>> START

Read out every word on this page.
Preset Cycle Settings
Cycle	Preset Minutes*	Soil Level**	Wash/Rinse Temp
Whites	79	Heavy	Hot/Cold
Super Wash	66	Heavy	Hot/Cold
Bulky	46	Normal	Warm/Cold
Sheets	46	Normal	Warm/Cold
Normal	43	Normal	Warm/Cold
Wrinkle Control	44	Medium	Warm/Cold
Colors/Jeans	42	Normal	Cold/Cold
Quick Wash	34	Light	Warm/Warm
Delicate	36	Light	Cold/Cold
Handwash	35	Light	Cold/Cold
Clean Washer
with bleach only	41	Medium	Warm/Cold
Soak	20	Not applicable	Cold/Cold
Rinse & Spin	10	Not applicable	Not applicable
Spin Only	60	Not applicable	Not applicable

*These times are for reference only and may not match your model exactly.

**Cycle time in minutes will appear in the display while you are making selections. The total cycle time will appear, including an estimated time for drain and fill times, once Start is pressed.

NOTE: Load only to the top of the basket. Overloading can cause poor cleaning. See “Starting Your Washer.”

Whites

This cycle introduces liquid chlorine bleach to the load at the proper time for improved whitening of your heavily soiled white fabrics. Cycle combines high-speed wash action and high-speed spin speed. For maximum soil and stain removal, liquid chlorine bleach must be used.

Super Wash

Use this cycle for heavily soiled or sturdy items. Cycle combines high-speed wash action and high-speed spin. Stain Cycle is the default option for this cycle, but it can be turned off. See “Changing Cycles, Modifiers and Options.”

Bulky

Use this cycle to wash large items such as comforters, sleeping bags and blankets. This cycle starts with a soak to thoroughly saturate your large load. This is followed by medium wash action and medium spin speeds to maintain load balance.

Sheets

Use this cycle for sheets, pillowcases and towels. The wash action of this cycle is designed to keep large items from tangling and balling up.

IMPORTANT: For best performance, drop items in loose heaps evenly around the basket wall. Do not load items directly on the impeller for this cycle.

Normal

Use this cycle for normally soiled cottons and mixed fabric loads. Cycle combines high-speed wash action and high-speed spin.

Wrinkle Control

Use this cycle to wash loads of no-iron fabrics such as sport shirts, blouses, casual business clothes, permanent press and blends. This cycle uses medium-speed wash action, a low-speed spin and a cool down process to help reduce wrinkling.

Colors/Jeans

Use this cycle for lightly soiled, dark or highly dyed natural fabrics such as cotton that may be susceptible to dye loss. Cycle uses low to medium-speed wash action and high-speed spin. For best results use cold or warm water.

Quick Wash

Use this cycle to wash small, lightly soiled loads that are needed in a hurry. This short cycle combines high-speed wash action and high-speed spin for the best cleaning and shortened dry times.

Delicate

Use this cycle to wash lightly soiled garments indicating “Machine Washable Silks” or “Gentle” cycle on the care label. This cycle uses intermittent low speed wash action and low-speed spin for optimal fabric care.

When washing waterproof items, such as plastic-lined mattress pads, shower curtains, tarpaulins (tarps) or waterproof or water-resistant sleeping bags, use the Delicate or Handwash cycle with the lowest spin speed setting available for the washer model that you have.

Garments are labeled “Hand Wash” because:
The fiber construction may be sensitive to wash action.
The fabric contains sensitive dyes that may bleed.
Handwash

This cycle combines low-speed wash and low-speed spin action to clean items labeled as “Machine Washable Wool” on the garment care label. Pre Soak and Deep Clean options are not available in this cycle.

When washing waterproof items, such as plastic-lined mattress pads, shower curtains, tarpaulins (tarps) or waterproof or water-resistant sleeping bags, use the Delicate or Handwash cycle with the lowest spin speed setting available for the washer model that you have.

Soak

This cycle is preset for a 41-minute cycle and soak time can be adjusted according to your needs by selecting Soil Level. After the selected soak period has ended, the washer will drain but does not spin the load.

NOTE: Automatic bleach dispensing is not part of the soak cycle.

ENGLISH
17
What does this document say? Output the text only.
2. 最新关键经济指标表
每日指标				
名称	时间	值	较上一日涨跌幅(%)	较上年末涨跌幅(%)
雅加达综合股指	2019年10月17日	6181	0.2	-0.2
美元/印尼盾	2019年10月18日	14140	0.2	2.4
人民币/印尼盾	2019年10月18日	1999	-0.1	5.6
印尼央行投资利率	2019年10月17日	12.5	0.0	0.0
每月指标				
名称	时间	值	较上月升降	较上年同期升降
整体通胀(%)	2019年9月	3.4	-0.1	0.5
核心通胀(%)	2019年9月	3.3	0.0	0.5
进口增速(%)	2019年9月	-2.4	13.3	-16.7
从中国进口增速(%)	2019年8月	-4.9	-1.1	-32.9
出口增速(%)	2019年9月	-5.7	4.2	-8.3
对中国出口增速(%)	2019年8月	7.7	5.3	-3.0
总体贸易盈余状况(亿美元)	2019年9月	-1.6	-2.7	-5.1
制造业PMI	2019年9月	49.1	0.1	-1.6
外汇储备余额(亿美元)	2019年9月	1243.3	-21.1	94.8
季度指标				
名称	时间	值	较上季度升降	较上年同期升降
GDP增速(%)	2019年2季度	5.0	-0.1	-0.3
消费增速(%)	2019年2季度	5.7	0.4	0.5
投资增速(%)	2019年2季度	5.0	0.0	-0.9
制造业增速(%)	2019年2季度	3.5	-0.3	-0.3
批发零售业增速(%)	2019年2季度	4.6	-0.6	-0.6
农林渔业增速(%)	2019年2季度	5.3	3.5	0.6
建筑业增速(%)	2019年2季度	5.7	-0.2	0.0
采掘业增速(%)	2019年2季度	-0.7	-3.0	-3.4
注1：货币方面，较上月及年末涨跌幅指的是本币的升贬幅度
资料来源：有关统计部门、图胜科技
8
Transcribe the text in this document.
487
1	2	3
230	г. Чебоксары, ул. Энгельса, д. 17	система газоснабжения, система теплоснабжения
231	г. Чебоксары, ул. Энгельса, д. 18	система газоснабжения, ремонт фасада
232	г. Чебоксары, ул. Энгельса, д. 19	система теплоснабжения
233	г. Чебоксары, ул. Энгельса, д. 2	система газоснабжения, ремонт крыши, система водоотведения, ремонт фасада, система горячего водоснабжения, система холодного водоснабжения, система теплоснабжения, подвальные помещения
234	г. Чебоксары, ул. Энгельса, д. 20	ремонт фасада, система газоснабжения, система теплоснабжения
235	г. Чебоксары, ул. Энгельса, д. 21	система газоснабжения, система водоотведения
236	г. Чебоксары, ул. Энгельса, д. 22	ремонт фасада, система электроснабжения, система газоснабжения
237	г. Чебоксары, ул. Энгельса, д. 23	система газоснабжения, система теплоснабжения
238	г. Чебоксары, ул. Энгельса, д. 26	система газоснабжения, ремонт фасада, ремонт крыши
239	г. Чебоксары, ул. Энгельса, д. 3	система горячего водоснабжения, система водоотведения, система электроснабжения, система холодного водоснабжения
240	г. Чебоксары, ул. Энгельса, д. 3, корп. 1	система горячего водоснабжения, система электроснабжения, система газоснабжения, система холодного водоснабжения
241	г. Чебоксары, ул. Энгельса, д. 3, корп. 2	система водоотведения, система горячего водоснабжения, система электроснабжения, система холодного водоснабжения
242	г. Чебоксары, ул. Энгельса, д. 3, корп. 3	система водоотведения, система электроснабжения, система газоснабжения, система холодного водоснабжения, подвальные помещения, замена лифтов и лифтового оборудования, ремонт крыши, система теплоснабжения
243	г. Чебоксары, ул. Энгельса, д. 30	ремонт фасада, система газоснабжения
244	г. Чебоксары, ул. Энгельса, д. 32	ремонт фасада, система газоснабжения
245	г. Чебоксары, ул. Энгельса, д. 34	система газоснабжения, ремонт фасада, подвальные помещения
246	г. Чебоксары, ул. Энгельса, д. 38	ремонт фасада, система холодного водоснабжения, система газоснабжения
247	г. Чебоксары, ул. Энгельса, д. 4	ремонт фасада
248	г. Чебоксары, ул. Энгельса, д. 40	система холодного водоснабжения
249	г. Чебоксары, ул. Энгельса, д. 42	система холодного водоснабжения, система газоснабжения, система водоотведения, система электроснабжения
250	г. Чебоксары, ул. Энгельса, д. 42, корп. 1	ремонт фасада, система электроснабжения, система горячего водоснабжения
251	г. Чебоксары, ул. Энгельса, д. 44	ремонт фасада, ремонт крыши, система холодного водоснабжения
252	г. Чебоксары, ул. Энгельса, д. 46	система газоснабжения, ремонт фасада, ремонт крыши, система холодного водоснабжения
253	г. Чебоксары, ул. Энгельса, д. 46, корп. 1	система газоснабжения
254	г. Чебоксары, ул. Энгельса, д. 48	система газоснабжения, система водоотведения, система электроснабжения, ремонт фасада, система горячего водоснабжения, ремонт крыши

>> END

Show every line in the records above that contains the word "labeled".

Garments are labeled “Hand Wash” because:
This cycle combines low-speed wash and low-speed spin action to clean items labeled as “Machine Washable Wool” on the garment care label. Pre Soak and Deep Clean options are not available in this cycle.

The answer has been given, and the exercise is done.